**GIVEN EXERCISE**
Provide an exact copy of the data, excluding the images.

**DATA FOR PROCESSING**
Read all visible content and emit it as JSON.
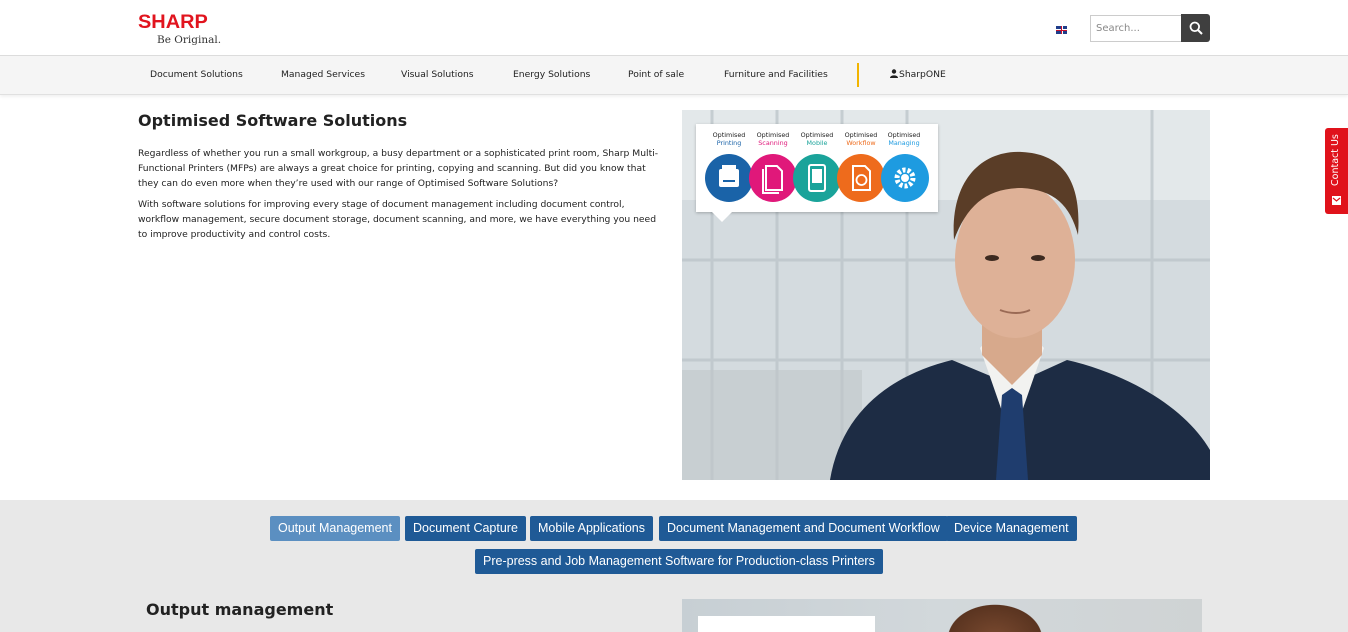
{
  "header": {
    "logo_text": "SHARP",
    "logo_tagline": "Be Original.",
    "search_placeholder": "Search...",
    "colors": {
      "brand_red": "#e1141e",
      "search_button": "#3f3f3f"
    }
  },
  "nav": {
    "items": [
      {
        "label": "Document Solutions"
      },
      {
        "label": "Managed Services"
      },
      {
        "label": "Visual Solutions"
      },
      {
        "label": "Energy Solutions"
      },
      {
        "label": "Point of sale"
      },
      {
        "label": "Furniture and Facilities"
      }
    ],
    "account_label": "SharpONE",
    "separator_color": "#f2b400"
  },
  "intro": {
    "title": "Optimised Software Solutions",
    "paragraph1": "Regardless of whether you run a small workgroup, a busy department or a sophisticated print room, Sharp Multi-Functional Printers (MFPs) are always a great choice for printing, copying and scanning. But did you know that they can do even more when they’re used with our range of Optimised Software Solutions?",
    "paragraph2": "With software solutions for improving every stage of document management including document control, workflow management, secure document storage, document scanning, and more, we have everything you need to improve productivity and control costs."
  },
  "hero_callout": {
    "items": [
      {
        "line1": "Optimised",
        "line2": "Printing",
        "color": "#1a63a8"
      },
      {
        "line1": "Optimised",
        "line2": "Scanning",
        "color": "#e0187a"
      },
      {
        "line1": "Optimised",
        "line2": "Mobile",
        "color": "#1aa39a"
      },
      {
        "line1": "Optimised",
        "line2": "Workflow",
        "color": "#ee6b1c"
      },
      {
        "line1": "Optimised",
        "line2": "Managing",
        "color": "#1e9be0"
      }
    ]
  },
  "tabs": {
    "row1": [
      {
        "label": "Output Management",
        "active": true
      },
      {
        "label": "Document Capture"
      },
      {
        "label": "Mobile Applications"
      },
      {
        "label": "Document Management and Document Workflow"
      },
      {
        "label": "Device Management"
      }
    ],
    "row2": [
      {
        "label": "Pre-press and Job Management Software for Production-class Printers"
      }
    ],
    "colors": {
      "tab": "#1f5a96",
      "tab_active": "#5b8fc1"
    }
  },
  "section": {
    "title": "Output management"
  },
  "contact_tab": {
    "label": "Contact Us",
    "color": "#e0121b"
  }
}
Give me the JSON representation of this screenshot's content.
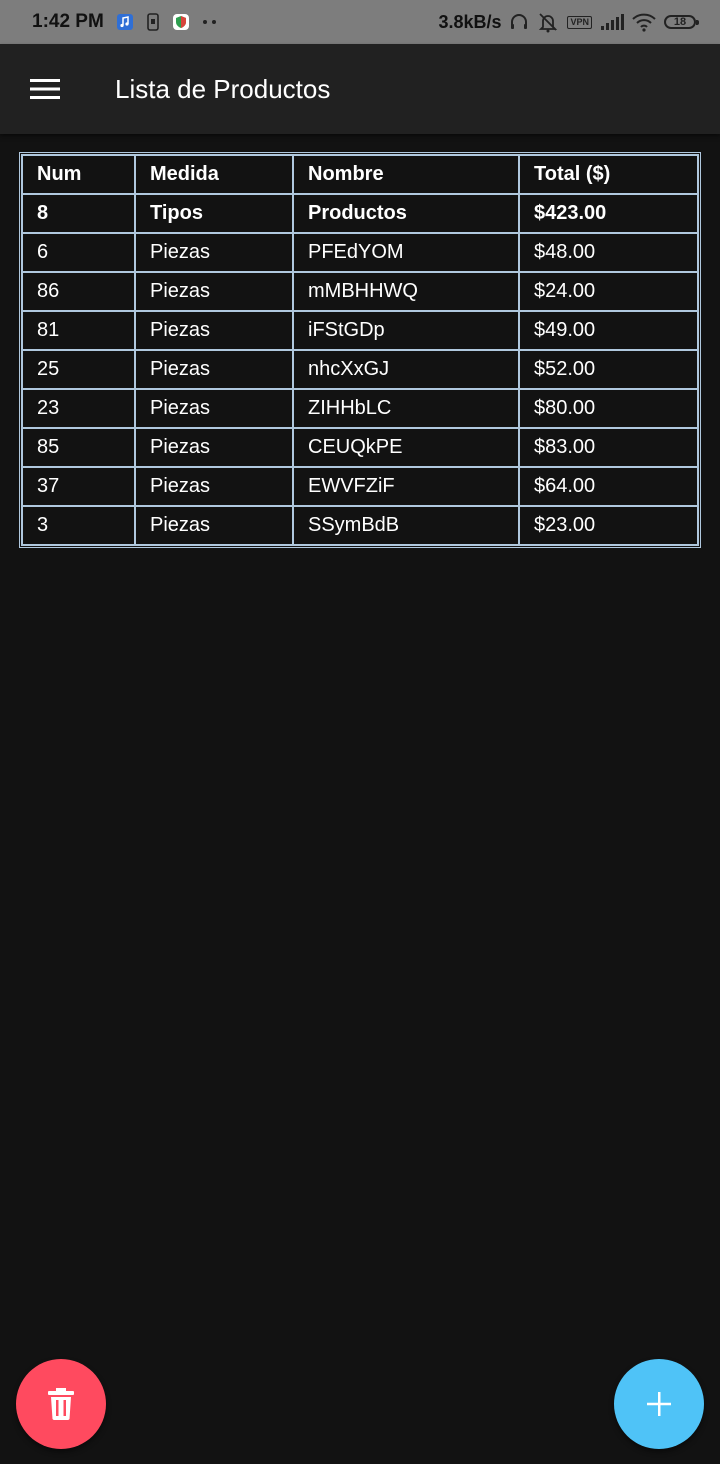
{
  "status_bar": {
    "time": "1:42 PM",
    "speed": "3.8kB/s",
    "vpn": "VPN",
    "battery": "18",
    "icons": [
      "music-app-icon",
      "screenshot-icon",
      "security-app-icon",
      "more-dots-icon",
      "headphones-icon",
      "alarm-off-icon",
      "vpn-icon",
      "signal-icon",
      "wifi-icon",
      "battery-icon"
    ]
  },
  "app_bar": {
    "title": "Lista de Productos",
    "menu_icon": "menu-icon"
  },
  "table": {
    "headers": [
      "Num",
      "Medida",
      "Nombre",
      "Total ($)"
    ],
    "summary": [
      "8",
      "Tipos",
      "Productos",
      "$423.00"
    ],
    "rows": [
      [
        "6",
        "Piezas",
        "PFEdYOM",
        "$48.00"
      ],
      [
        "86",
        "Piezas",
        "mMBHHWQ",
        "$24.00"
      ],
      [
        "81",
        "Piezas",
        "iFStGDp",
        "$49.00"
      ],
      [
        "25",
        "Piezas",
        "nhcXxGJ",
        "$52.00"
      ],
      [
        "23",
        "Piezas",
        "ZIHHbLC",
        "$80.00"
      ],
      [
        "85",
        "Piezas",
        "CEUQkPE",
        "$83.00"
      ],
      [
        "37",
        "Piezas",
        "EWVFZiF",
        "$64.00"
      ],
      [
        "3",
        "Piezas",
        "SSymBdB",
        "$23.00"
      ]
    ]
  },
  "fabs": {
    "delete_icon": "trash-icon",
    "add_icon": "plus-icon",
    "delete_color": "#ff4a5f",
    "add_color": "#4fc3f7"
  },
  "colors": {
    "background": "#121212",
    "app_bar": "#212121",
    "status_bar": "#7d7d7d",
    "table_border": "#b0c8de"
  }
}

**OUTPUT BELOW**
Read all visible content and emit it as JSON.
{
  "header": {
    "logo_text": "SHARP",
    "logo_tagline": "Be Original.",
    "search_placeholder": "Search...",
    "colors": {
      "brand_red": "#e1141e",
      "search_button": "#3f3f3f"
    }
  },
  "nav": {
    "items": [
      {
        "label": "Document Solutions"
      },
      {
        "label": "Managed Services"
      },
      {
        "label": "Visual Solutions"
      },
      {
        "label": "Energy Solutions"
      },
      {
        "label": "Point of sale"
      },
      {
        "label": "Furniture and Facilities"
      }
    ],
    "account_label": "SharpONE",
    "separator_color": "#f2b400"
  },
  "intro": {
    "title": "Optimised Software Solutions",
    "paragraph1": "Regardless of whether you run a small workgroup, a busy department or a sophisticated print room, Sharp Multi-Functional Printers (MFPs) are always a great choice for printing, copying and scanning. But did you know that they can do even more when they’re used with our range of Optimised Software Solutions?",
    "paragraph2": "With software solutions for improving every stage of document management including document control, workflow management, secure document storage, document scanning, and more, we have everything you need to improve productivity and control costs."
  },
  "hero_callout": {
    "items": [
      {
        "line1": "Optimised",
        "line2": "Printing",
        "color": "#1a63a8"
      },
      {
        "line1": "Optimised",
        "line2": "Scanning",
        "color": "#e0187a"
      },
      {
        "line1": "Optimised",
        "line2": "Mobile",
        "color": "#1aa39a"
      },
      {
        "line1": "Optimised",
        "line2": "Workflow",
        "color": "#ee6b1c"
      },
      {
        "line1": "Optimised",
        "line2": "Managing",
        "color": "#1e9be0"
      }
    ]
  },
  "tabs": {
    "row1": [
      {
        "label": "Output Management",
        "active": true
      },
      {
        "label": "Document Capture"
      },
      {
        "label": "Mobile Applications"
      },
      {
        "label": "Document Management and Document Workflow"
      },
      {
        "label": "Device Management"
      }
    ],
    "row2": [
      {
        "label": "Pre-press and Job Management Software for Production-class Printers"
      }
    ],
    "colors": {
      "tab": "#1f5a96",
      "tab_active": "#5b8fc1"
    }
  },
  "section": {
    "title": "Output management"
  },
  "contact_tab": {
    "label": "Contact Us",
    "color": "#e0121b"
  }
}
Give me the JSON representation of this screenshot's content.
{
  "status_bar": {
    "time": "1:42 PM",
    "speed": "3.8kB/s",
    "vpn": "VPN",
    "battery": "18",
    "icons": [
      "music-app-icon",
      "screenshot-icon",
      "security-app-icon",
      "more-dots-icon",
      "headphones-icon",
      "alarm-off-icon",
      "vpn-icon",
      "signal-icon",
      "wifi-icon",
      "battery-icon"
    ]
  },
  "app_bar": {
    "title": "Lista de Productos",
    "menu_icon": "menu-icon"
  },
  "table": {
    "headers": [
      "Num",
      "Medida",
      "Nombre",
      "Total ($)"
    ],
    "summary": [
      "8",
      "Tipos",
      "Productos",
      "$423.00"
    ],
    "rows": [
      [
        "6",
        "Piezas",
        "PFEdYOM",
        "$48.00"
      ],
      [
        "86",
        "Piezas",
        "mMBHHWQ",
        "$24.00"
      ],
      [
        "81",
        "Piezas",
        "iFStGDp",
        "$49.00"
      ],
      [
        "25",
        "Piezas",
        "nhcXxGJ",
        "$52.00"
      ],
      [
        "23",
        "Piezas",
        "ZIHHbLC",
        "$80.00"
      ],
      [
        "85",
        "Piezas",
        "CEUQkPE",
        "$83.00"
      ],
      [
        "37",
        "Piezas",
        "EWVFZiF",
        "$64.00"
      ],
      [
        "3",
        "Piezas",
        "SSymBdB",
        "$23.00"
      ]
    ]
  },
  "fabs": {
    "delete_icon": "trash-icon",
    "add_icon": "plus-icon",
    "delete_color": "#ff4a5f",
    "add_color": "#4fc3f7"
  },
  "colors": {
    "background": "#121212",
    "app_bar": "#212121",
    "status_bar": "#7d7d7d",
    "table_border": "#b0c8de"
  }
}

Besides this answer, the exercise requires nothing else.